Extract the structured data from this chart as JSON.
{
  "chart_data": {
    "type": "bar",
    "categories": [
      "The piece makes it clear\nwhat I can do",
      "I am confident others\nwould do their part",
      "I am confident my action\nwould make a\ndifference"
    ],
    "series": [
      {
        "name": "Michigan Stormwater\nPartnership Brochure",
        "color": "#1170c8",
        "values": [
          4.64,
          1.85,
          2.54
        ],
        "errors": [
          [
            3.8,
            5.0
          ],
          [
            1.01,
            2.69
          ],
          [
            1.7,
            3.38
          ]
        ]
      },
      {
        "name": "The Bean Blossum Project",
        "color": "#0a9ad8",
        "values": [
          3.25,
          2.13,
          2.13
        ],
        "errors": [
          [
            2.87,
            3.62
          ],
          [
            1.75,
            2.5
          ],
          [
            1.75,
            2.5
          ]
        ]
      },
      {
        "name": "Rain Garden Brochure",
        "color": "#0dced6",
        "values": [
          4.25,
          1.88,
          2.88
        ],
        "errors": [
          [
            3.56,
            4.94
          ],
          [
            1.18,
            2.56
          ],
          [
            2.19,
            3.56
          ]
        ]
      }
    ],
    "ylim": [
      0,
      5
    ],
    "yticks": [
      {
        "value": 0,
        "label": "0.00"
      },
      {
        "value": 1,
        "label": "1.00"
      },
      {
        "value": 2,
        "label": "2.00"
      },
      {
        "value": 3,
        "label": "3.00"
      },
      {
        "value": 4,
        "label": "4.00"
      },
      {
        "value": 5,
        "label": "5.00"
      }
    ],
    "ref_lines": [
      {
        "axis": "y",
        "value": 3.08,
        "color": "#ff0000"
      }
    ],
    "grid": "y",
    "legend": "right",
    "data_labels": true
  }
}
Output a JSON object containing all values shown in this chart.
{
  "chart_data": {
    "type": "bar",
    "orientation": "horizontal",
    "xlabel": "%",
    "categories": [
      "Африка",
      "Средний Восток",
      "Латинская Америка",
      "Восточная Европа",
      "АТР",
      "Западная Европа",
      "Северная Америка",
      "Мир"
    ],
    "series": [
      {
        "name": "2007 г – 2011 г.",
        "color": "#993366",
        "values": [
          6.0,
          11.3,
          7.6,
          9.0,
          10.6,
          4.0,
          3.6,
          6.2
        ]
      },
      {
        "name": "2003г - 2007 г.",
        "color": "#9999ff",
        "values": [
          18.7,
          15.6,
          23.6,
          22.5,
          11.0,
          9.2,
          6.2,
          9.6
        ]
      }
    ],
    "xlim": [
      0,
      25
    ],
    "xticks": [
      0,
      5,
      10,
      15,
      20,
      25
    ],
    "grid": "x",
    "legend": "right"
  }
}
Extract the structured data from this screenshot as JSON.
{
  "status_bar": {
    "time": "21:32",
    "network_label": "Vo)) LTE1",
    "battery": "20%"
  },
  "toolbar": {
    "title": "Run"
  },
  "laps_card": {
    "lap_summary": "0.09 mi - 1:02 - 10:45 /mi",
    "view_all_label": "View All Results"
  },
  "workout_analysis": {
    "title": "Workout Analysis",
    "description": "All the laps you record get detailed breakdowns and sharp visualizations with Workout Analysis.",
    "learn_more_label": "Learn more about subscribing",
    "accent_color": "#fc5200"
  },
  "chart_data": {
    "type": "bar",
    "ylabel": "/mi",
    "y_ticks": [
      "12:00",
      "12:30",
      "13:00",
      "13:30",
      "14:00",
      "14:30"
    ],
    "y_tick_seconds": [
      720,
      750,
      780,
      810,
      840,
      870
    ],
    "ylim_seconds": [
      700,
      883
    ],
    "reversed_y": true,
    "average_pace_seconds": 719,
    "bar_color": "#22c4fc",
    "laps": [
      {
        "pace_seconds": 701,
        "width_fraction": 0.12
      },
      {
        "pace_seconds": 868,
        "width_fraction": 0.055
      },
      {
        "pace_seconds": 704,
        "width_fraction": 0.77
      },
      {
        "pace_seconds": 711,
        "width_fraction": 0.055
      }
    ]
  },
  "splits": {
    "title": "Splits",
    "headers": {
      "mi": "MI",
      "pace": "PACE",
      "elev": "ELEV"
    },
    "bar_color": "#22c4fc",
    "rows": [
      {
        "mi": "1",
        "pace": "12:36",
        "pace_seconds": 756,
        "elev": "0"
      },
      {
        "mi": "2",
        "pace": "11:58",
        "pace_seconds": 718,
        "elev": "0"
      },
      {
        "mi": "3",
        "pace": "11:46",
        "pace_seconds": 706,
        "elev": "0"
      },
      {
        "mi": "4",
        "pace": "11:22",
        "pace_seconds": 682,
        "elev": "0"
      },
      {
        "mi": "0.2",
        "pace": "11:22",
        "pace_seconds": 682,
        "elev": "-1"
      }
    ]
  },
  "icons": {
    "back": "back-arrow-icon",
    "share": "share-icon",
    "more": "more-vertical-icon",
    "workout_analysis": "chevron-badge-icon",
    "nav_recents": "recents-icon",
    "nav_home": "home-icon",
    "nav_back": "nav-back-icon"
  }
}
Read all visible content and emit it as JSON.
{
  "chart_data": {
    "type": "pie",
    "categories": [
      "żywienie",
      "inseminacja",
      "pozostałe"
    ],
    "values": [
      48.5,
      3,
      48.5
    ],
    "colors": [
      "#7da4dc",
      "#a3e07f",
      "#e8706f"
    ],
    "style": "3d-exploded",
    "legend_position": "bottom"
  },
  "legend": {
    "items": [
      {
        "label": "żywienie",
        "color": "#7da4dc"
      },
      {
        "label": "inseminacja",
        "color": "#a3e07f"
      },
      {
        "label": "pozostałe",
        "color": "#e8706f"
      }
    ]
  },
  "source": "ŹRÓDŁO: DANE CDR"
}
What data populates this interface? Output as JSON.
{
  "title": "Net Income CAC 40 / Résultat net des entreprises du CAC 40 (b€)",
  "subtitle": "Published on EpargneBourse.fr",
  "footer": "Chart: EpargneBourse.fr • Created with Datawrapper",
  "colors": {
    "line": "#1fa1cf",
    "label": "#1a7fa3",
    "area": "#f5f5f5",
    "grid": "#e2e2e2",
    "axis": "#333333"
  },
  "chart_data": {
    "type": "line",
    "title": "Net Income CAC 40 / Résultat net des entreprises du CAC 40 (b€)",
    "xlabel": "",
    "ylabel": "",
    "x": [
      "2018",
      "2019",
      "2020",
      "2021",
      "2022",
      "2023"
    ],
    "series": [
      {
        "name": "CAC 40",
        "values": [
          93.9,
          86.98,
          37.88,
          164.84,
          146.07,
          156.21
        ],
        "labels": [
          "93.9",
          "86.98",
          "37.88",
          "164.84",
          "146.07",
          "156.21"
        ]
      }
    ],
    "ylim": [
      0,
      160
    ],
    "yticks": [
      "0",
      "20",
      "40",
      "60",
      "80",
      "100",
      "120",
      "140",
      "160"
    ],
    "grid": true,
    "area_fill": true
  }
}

------

*Task statement*. Write out the full listing, keeping every line exactly as it is.

*The completed task*.
Extract the structured data from this chart as JSON.
{
  "chart_data": {
    "type": "bar",
    "categories": [
      "The piece makes it clear\nwhat I can do",
      "I am confident others\nwould do their part",
      "I am confident my action\nwould make a\ndifference"
    ],
    "series": [
      {
        "name": "Michigan Stormwater\nPartnership Brochure",
        "color": "#1170c8",
        "values": [
          4.64,
          1.85,
          2.54
        ],
        "errors": [
          [
            3.8,
            5.0
          ],
          [
            1.01,
            2.69
          ],
          [
            1.7,
            3.38
          ]
        ]
      },
      {
        "name": "The Bean Blossum Project",
        "color": "#0a9ad8",
        "values": [
          3.25,
          2.13,
          2.13
        ],
        "errors": [
          [
            2.87,
            3.62
          ],
          [
            1.75,
            2.5
          ],
          [
            1.75,
            2.5
          ]
        ]
      },
      {
        "name": "Rain Garden Brochure",
        "color": "#0dced6",
        "values": [
          4.25,
          1.88,
          2.88
        ],
        "errors": [
          [
            3.56,
            4.94
          ],
          [
            1.18,
            2.56
          ],
          [
            2.19,
            3.56
          ]
        ]
      }
    ],
    "ylim": [
      0,
      5
    ],
    "yticks": [
      {
        "value": 0,
        "label": "0.00"
      },
      {
        "value": 1,
        "label": "1.00"
      },
      {
        "value": 2,
        "label": "2.00"
      },
      {
        "value": 3,
        "label": "3.00"
      },
      {
        "value": 4,
        "label": "4.00"
      },
      {
        "value": 5,
        "label": "5.00"
      }
    ],
    "ref_lines": [
      {
        "axis": "y",
        "value": 3.08,
        "color": "#ff0000"
      }
    ],
    "grid": "y",
    "legend": "right",
    "data_labels": true
  }
}
Output a JSON object containing all values shown in this chart.
{
  "chart_data": {
    "type": "bar",
    "orientation": "horizontal",
    "xlabel": "%",
    "categories": [
      "Африка",
      "Средний Восток",
      "Латинская Америка",
      "Восточная Европа",
      "АТР",
      "Западная Европа",
      "Северная Америка",
      "Мир"
    ],
    "series": [
      {
        "name": "2007 г – 2011 г.",
        "color": "#993366",
        "values": [
          6.0,
          11.3,
          7.6,
          9.0,
          10.6,
          4.0,
          3.6,
          6.2
        ]
      },
      {
        "name": "2003г - 2007 г.",
        "color": "#9999ff",
        "values": [
          18.7,
          15.6,
          23.6,
          22.5,
          11.0,
          9.2,
          6.2,
          9.6
        ]
      }
    ],
    "xlim": [
      0,
      25
    ],
    "xticks": [
      0,
      5,
      10,
      15,
      20,
      25
    ],
    "grid": "x",
    "legend": "right"
  }
}
Extract the structured data from this screenshot as JSON.
{
  "status_bar": {
    "time": "21:32",
    "network_label": "Vo)) LTE1",
    "battery": "20%"
  },
  "toolbar": {
    "title": "Run"
  },
  "laps_card": {
    "lap_summary": "0.09 mi - 1:02 - 10:45 /mi",
    "view_all_label": "View All Results"
  },
  "workout_analysis": {
    "title": "Workout Analysis",
    "description": "All the laps you record get detailed breakdowns and sharp visualizations with Workout Analysis.",
    "learn_more_label": "Learn more about subscribing",
    "accent_color": "#fc5200"
  },
  "chart_data": {
    "type": "bar",
    "ylabel": "/mi",
    "y_ticks": [
      "12:00",
      "12:30",
      "13:00",
      "13:30",
      "14:00",
      "14:30"
    ],
    "y_tick_seconds": [
      720,
      750,
      780,
      810,
      840,
      870
    ],
    "ylim_seconds": [
      700,
      883
    ],
    "reversed_y": true,
    "average_pace_seconds": 719,
    "bar_color": "#22c4fc",
    "laps": [
      {
        "pace_seconds": 701,
        "width_fraction": 0.12
      },
      {
        "pace_seconds": 868,
        "width_fraction": 0.055
      },
      {
        "pace_seconds": 704,
        "width_fraction": 0.77
      },
      {
        "pace_seconds": 711,
        "width_fraction": 0.055
      }
    ]
  },
  "splits": {
    "title": "Splits",
    "headers": {
      "mi": "MI",
      "pace": "PACE",
      "elev": "ELEV"
    },
    "bar_color": "#22c4fc",
    "rows": [
      {
        "mi": "1",
        "pace": "12:36",
        "pace_seconds": 756,
        "elev": "0"
      },
      {
        "mi": "2",
        "pace": "11:58",
        "pace_seconds": 718,
        "elev": "0"
      },
      {
        "mi": "3",
        "pace": "11:46",
        "pace_seconds": 706,
        "elev": "0"
      },
      {
        "mi": "4",
        "pace": "11:22",
        "pace_seconds": 682,
        "elev": "0"
      },
      {
        "mi": "0.2",
        "pace": "11:22",
        "pace_seconds": 682,
        "elev": "-1"
      }
    ]
  },
  "icons": {
    "back": "back-arrow-icon",
    "share": "share-icon",
    "more": "more-vertical-icon",
    "workout_analysis": "chevron-badge-icon",
    "nav_recents": "recents-icon",
    "nav_home": "home-icon",
    "nav_back": "nav-back-icon"
  }
}
Read all visible content and emit it as JSON.
{
  "chart_data": {
    "type": "pie",
    "categories": [
      "żywienie",
      "inseminacja",
      "pozostałe"
    ],
    "values": [
      48.5,
      3,
      48.5
    ],
    "colors": [
      "#7da4dc",
      "#a3e07f",
      "#e8706f"
    ],
    "style": "3d-exploded",
    "legend_position": "bottom"
  },
  "legend": {
    "items": [
      {
        "label": "żywienie",
        "color": "#7da4dc"
      },
      {
        "label": "inseminacja",
        "color": "#a3e07f"
      },
      {
        "label": "pozostałe",
        "color": "#e8706f"
      }
    ]
  },
  "source": "ŹRÓDŁO: DANE CDR"
}
What data populates this interface? Output as JSON.
{
  "title": "Net Income CAC 40 / Résultat net des entreprises du CAC 40 (b€)",
  "subtitle": "Published on EpargneBourse.fr",
  "footer": "Chart: EpargneBourse.fr • Created with Datawrapper",
  "colors": {
    "line": "#1fa1cf",
    "label": "#1a7fa3",
    "area": "#f5f5f5",
    "grid": "#e2e2e2",
    "axis": "#333333"
  },
  "chart_data": {
    "type": "line",
    "title": "Net Income CAC 40 / Résultat net des entreprises du CAC 40 (b€)",
    "xlabel": "",
    "ylabel": "",
    "x": [
      "2018",
      "2019",
      "2020",
      "2021",
      "2022",
      "2023"
    ],
    "series": [
      {
        "name": "CAC 40",
        "values": [
          93.9,
          86.98,
          37.88,
          164.84,
          146.07,
          156.21
        ],
        "labels": [
          "93.9",
          "86.98",
          "37.88",
          "164.84",
          "146.07",
          "156.21"
        ]
      }
    ],
    "ylim": [
      0,
      160
    ],
    "yticks": [
      "0",
      "20",
      "40",
      "60",
      "80",
      "100",
      "120",
      "140",
      "160"
    ],
    "grid": true,
    "area_fill": true
  }
}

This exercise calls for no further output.